Material:
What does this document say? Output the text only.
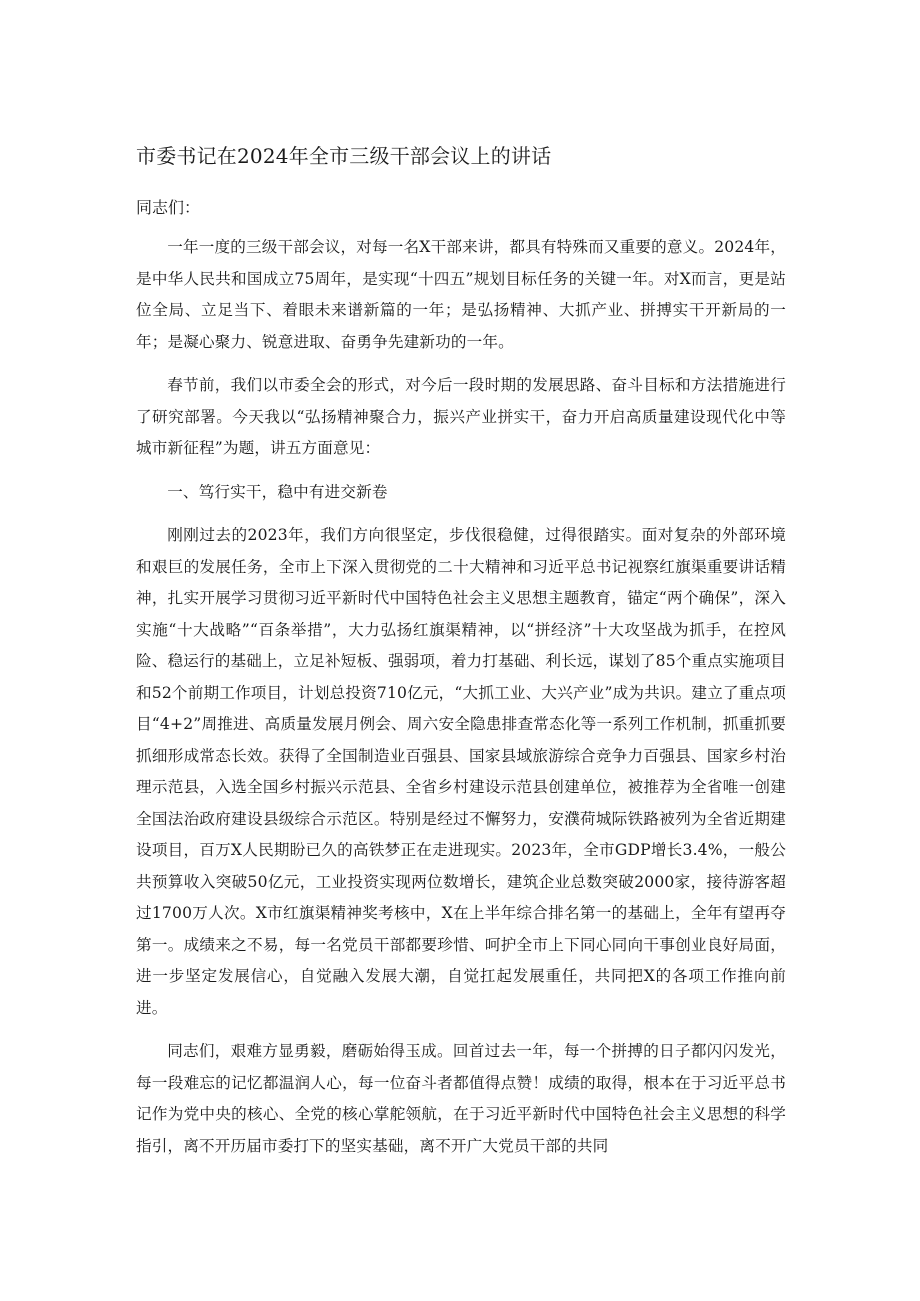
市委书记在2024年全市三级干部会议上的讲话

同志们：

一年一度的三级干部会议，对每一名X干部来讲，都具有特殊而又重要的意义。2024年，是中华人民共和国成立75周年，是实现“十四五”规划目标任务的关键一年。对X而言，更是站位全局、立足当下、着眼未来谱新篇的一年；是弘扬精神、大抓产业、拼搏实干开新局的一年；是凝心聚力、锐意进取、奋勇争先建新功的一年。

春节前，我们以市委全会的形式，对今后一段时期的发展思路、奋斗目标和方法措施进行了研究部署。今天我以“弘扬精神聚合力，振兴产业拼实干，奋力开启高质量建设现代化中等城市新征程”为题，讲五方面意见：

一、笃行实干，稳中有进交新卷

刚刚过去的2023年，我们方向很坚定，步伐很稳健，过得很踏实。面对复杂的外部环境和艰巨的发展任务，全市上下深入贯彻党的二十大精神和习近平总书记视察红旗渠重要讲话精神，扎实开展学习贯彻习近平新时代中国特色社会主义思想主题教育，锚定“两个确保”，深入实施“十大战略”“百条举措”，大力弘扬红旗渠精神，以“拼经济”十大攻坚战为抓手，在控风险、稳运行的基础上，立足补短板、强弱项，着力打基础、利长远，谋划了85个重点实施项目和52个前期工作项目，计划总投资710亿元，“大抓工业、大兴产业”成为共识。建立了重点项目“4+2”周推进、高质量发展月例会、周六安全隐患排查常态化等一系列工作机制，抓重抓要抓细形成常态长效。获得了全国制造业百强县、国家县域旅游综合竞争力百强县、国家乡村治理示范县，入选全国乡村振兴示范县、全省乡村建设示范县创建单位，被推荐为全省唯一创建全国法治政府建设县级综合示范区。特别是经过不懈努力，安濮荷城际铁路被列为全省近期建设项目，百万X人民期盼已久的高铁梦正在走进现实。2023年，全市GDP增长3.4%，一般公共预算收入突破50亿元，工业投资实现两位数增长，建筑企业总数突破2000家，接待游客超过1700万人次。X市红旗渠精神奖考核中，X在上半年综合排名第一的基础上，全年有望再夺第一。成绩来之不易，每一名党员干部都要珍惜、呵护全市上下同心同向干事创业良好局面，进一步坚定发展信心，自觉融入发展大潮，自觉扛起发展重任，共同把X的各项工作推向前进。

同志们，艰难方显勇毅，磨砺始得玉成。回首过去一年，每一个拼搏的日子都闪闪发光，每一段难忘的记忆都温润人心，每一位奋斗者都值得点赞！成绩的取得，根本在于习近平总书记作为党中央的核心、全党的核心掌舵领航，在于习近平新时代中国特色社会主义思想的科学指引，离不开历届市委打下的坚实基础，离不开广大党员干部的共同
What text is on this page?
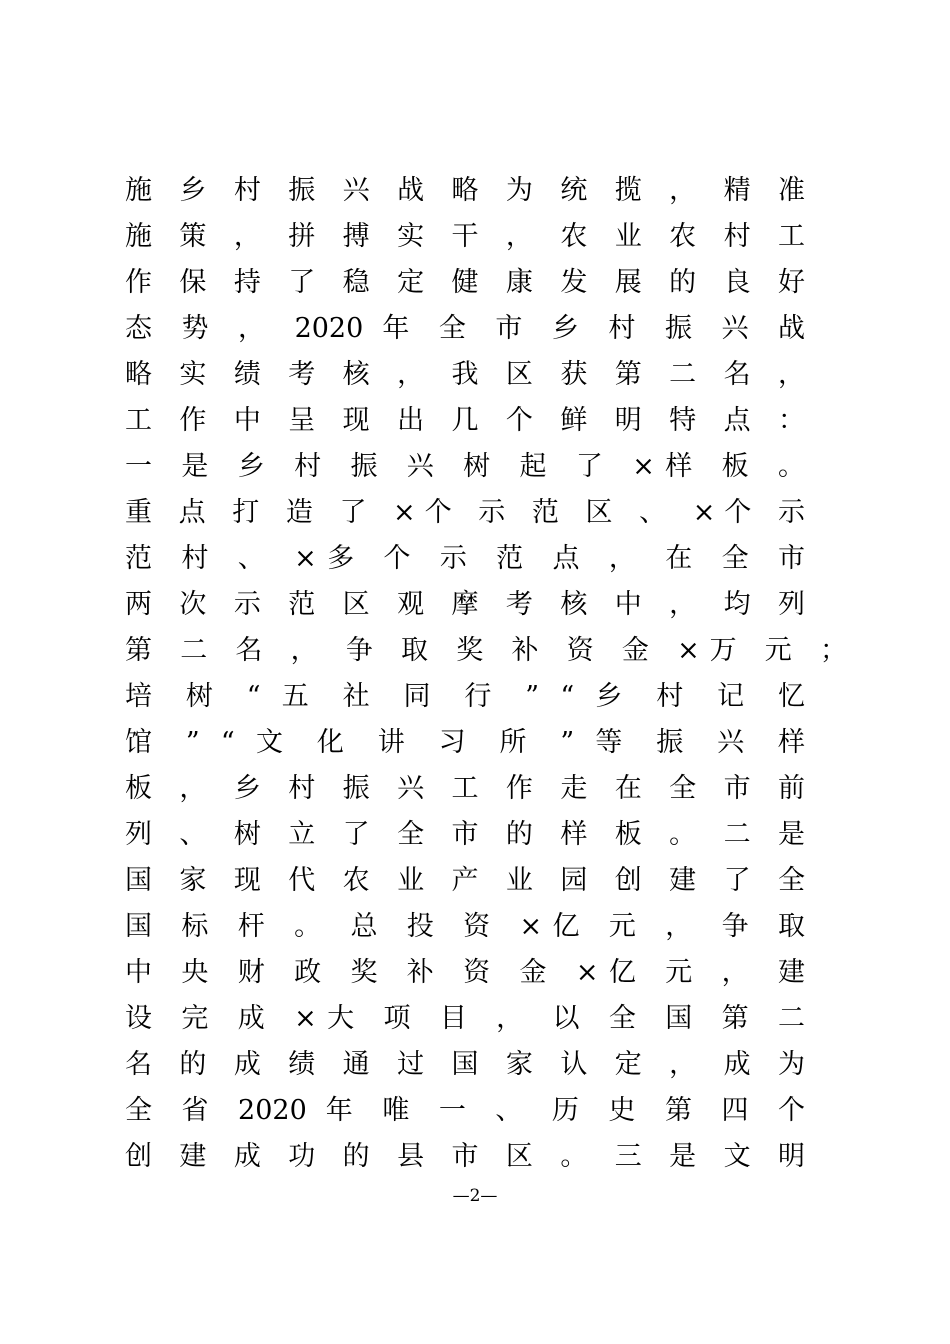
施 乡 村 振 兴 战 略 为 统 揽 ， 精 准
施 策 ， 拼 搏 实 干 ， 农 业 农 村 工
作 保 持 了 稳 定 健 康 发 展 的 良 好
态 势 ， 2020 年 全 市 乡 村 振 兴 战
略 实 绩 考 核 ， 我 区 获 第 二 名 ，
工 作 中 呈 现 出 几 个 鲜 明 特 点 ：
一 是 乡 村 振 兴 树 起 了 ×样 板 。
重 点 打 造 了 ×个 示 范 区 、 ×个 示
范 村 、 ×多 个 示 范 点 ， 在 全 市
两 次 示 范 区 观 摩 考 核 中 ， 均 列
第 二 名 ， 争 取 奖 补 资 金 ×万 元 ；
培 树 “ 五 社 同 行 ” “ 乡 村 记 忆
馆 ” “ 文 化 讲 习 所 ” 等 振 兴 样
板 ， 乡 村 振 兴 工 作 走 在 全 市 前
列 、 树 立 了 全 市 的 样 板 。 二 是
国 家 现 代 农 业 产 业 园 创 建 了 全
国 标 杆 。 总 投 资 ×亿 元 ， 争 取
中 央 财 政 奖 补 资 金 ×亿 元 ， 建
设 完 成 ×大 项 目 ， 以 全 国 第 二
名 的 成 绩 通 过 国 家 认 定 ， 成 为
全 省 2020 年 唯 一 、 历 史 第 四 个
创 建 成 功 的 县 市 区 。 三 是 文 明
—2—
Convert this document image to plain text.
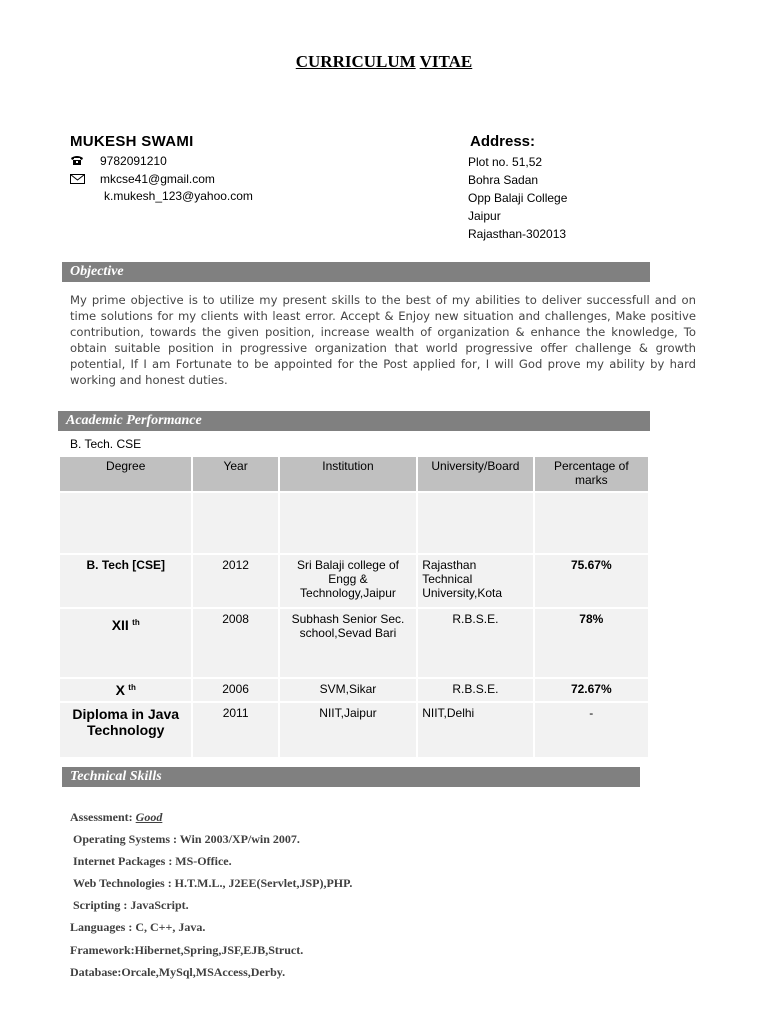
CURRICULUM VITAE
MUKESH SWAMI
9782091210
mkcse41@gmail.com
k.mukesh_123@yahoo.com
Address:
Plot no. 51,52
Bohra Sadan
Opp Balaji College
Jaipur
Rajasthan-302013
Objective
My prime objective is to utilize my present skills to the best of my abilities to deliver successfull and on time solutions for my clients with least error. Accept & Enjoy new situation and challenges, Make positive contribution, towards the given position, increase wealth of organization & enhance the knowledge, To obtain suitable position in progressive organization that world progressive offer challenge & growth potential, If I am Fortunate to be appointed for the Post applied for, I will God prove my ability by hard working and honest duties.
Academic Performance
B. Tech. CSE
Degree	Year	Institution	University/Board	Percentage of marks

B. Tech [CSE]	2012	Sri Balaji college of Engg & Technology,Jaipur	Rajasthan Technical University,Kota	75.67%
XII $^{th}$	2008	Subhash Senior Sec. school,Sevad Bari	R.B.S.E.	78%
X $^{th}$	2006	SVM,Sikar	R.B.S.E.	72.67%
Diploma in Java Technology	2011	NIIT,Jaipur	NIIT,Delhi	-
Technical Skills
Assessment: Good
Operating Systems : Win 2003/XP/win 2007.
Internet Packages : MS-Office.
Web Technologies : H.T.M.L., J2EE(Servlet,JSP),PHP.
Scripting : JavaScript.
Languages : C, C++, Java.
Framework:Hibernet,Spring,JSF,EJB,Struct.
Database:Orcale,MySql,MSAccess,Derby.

Problem to work on: Skipping the pictures, transcribe each line above exactly as it appears.

Result for this task:
What does this document say? Output the text only.
市委书记在2024年全市三级干部会议上的讲话

同志们：

一年一度的三级干部会议，对每一名X干部来讲，都具有特殊而又重要的意义。2024年，是中华人民共和国成立75周年，是实现“十四五”规划目标任务的关键一年。对X而言，更是站位全局、立足当下、着眼未来谱新篇的一年；是弘扬精神、大抓产业、拼搏实干开新局的一年；是凝心聚力、锐意进取、奋勇争先建新功的一年。

春节前，我们以市委全会的形式，对今后一段时期的发展思路、奋斗目标和方法措施进行了研究部署。今天我以“弘扬精神聚合力，振兴产业拼实干，奋力开启高质量建设现代化中等城市新征程”为题，讲五方面意见：

一、笃行实干，稳中有进交新卷

刚刚过去的2023年，我们方向很坚定，步伐很稳健，过得很踏实。面对复杂的外部环境和艰巨的发展任务，全市上下深入贯彻党的二十大精神和习近平总书记视察红旗渠重要讲话精神，扎实开展学习贯彻习近平新时代中国特色社会主义思想主题教育，锚定“两个确保”，深入实施“十大战略”“百条举措”，大力弘扬红旗渠精神，以“拼经济”十大攻坚战为抓手，在控风险、稳运行的基础上，立足补短板、强弱项，着力打基础、利长远，谋划了85个重点实施项目和52个前期工作项目，计划总投资710亿元，“大抓工业、大兴产业”成为共识。建立了重点项目“4+2”周推进、高质量发展月例会、周六安全隐患排查常态化等一系列工作机制，抓重抓要抓细形成常态长效。获得了全国制造业百强县、国家县域旅游综合竞争力百强县、国家乡村治理示范县，入选全国乡村振兴示范县、全省乡村建设示范县创建单位，被推荐为全省唯一创建全国法治政府建设县级综合示范区。特别是经过不懈努力，安濮荷城际铁路被列为全省近期建设项目，百万X人民期盼已久的高铁梦正在走进现实。2023年，全市GDP增长3.4%，一般公共预算收入突破50亿元，工业投资实现两位数增长，建筑企业总数突破2000家，接待游客超过1700万人次。X市红旗渠精神奖考核中，X在上半年综合排名第一的基础上，全年有望再夺第一。成绩来之不易，每一名党员干部都要珍惜、呵护全市上下同心同向干事创业良好局面，进一步坚定发展信心，自觉融入发展大潮，自觉扛起发展重任，共同把X的各项工作推向前进。

同志们，艰难方显勇毅，磨砺始得玉成。回首过去一年，每一个拼搏的日子都闪闪发光，每一段难忘的记忆都温润人心，每一位奋斗者都值得点赞！成绩的取得，根本在于习近平总书记作为党中央的核心、全党的核心掌舵领航，在于习近平新时代中国特色社会主义思想的科学指引，离不开历届市委打下的坚实基础，离不开广大党员干部的共同
What text is on this page?
施 乡 村 振 兴 战 略 为 统 揽 ， 精 准
施 策 ， 拼 搏 实 干 ， 农 业 农 村 工
作 保 持 了 稳 定 健 康 发 展 的 良 好
态 势 ， 2020 年 全 市 乡 村 振 兴 战
略 实 绩 考 核 ， 我 区 获 第 二 名 ，
工 作 中 呈 现 出 几 个 鲜 明 特 点 ：
一 是 乡 村 振 兴 树 起 了 ×样 板 。
重 点 打 造 了 ×个 示 范 区 、 ×个 示
范 村 、 ×多 个 示 范 点 ， 在 全 市
两 次 示 范 区 观 摩 考 核 中 ， 均 列
第 二 名 ， 争 取 奖 补 资 金 ×万 元 ；
培 树 “ 五 社 同 行 ” “ 乡 村 记 忆
馆 ” “ 文 化 讲 习 所 ” 等 振 兴 样
板 ， 乡 村 振 兴 工 作 走 在 全 市 前
列 、 树 立 了 全 市 的 样 板 。 二 是
国 家 现 代 农 业 产 业 园 创 建 了 全
国 标 杆 。 总 投 资 ×亿 元 ， 争 取
中 央 财 政 奖 补 资 金 ×亿 元 ， 建
设 完 成 ×大 项 目 ， 以 全 国 第 二
名 的 成 绩 通 过 国 家 认 定 ， 成 为
全 省 2020 年 唯 一 、 历 史 第 四 个
创 建 成 功 的 县 市 区 。 三 是 文 明
—2—
Convert this document image to plain text.
CURRICULUM VITAE
MUKESH SWAMI
9782091210
mkcse41@gmail.com
k.mukesh_123@yahoo.com
Address:
Plot no. 51,52
Bohra Sadan
Opp Balaji College
Jaipur
Rajasthan-302013
Objective
My prime objective is to utilize my present skills to the best of my abilities to deliver successfull and on time solutions for my clients with least error. Accept & Enjoy new situation and challenges, Make positive contribution, towards the given position, increase wealth of organization & enhance the knowledge, To obtain suitable position in progressive organization that world progressive offer challenge & growth potential, If I am Fortunate to be appointed for the Post applied for, I will God prove my ability by hard working and honest duties.
Academic Performance
B. Tech. CSE
Degree	Year	Institution	University/Board	Percentage of marks

B. Tech [CSE]	2012	Sri Balaji college of Engg & Technology,Jaipur	Rajasthan Technical University,Kota	75.67%
XII $^{th}$	2008	Subhash Senior Sec. school,Sevad Bari	R.B.S.E.	78%
X $^{th}$	2006	SVM,Sikar	R.B.S.E.	72.67%
Diploma in Java Technology	2011	NIIT,Jaipur	NIIT,Delhi	-
Technical Skills
Assessment: Good
Operating Systems : Win 2003/XP/win 2007.
Internet Packages : MS-Office.
Web Technologies : H.T.M.L., J2EE(Servlet,JSP),PHP.
Scripting : JavaScript.
Languages : C, C++, Java.
Framework:Hibernet,Spring,JSF,EJB,Struct.
Database:Orcale,MySql,MSAccess,Derby.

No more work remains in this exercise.